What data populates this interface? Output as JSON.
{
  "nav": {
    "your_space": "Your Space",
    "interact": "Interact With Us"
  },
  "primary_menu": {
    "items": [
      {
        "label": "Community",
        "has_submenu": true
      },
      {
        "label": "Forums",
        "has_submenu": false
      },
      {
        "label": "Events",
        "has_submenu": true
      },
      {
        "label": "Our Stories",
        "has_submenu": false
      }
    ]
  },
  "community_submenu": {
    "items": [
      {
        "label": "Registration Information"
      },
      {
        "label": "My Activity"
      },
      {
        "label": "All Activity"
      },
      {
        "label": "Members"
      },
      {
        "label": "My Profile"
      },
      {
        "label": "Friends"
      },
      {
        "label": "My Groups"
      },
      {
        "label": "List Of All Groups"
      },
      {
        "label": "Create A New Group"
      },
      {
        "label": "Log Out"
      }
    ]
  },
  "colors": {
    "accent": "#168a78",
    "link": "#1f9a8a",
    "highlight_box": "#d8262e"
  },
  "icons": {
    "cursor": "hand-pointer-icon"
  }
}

☆ ☆ ☆

▶ _Task details_:
Using the listing above, retype each line exactly.

▶ _Output for this task_:
What data populates this interface? Output as JSON.
{
  "nav": {
    "your_space": "Your Space",
    "interact": "Interact With Us"
  },
  "primary_menu": {
    "items": [
      {
        "label": "Community",
        "has_submenu": true
      },
      {
        "label": "Forums",
        "has_submenu": false
      },
      {
        "label": "Events",
        "has_submenu": true
      },
      {
        "label": "Our Stories",
        "has_submenu": false
      }
    ]
  },
  "community_submenu": {
    "items": [
      {
        "label": "Registration Information"
      },
      {
        "label": "My Activity"
      },
      {
        "label": "All Activity"
      },
      {
        "label": "Members"
      },
      {
        "label": "My Profile"
      },
      {
        "label": "Friends"
      },
      {
        "label": "My Groups"
      },
      {
        "label": "List Of All Groups"
      },
      {
        "label": "Create A New Group"
      },
      {
        "label": "Log Out"
      }
    ]
  },
  "colors": {
    "accent": "#168a78",
    "link": "#1f9a8a",
    "highlight_box": "#d8262e"
  },
  "icons": {
    "cursor": "hand-pointer-icon"
  }
}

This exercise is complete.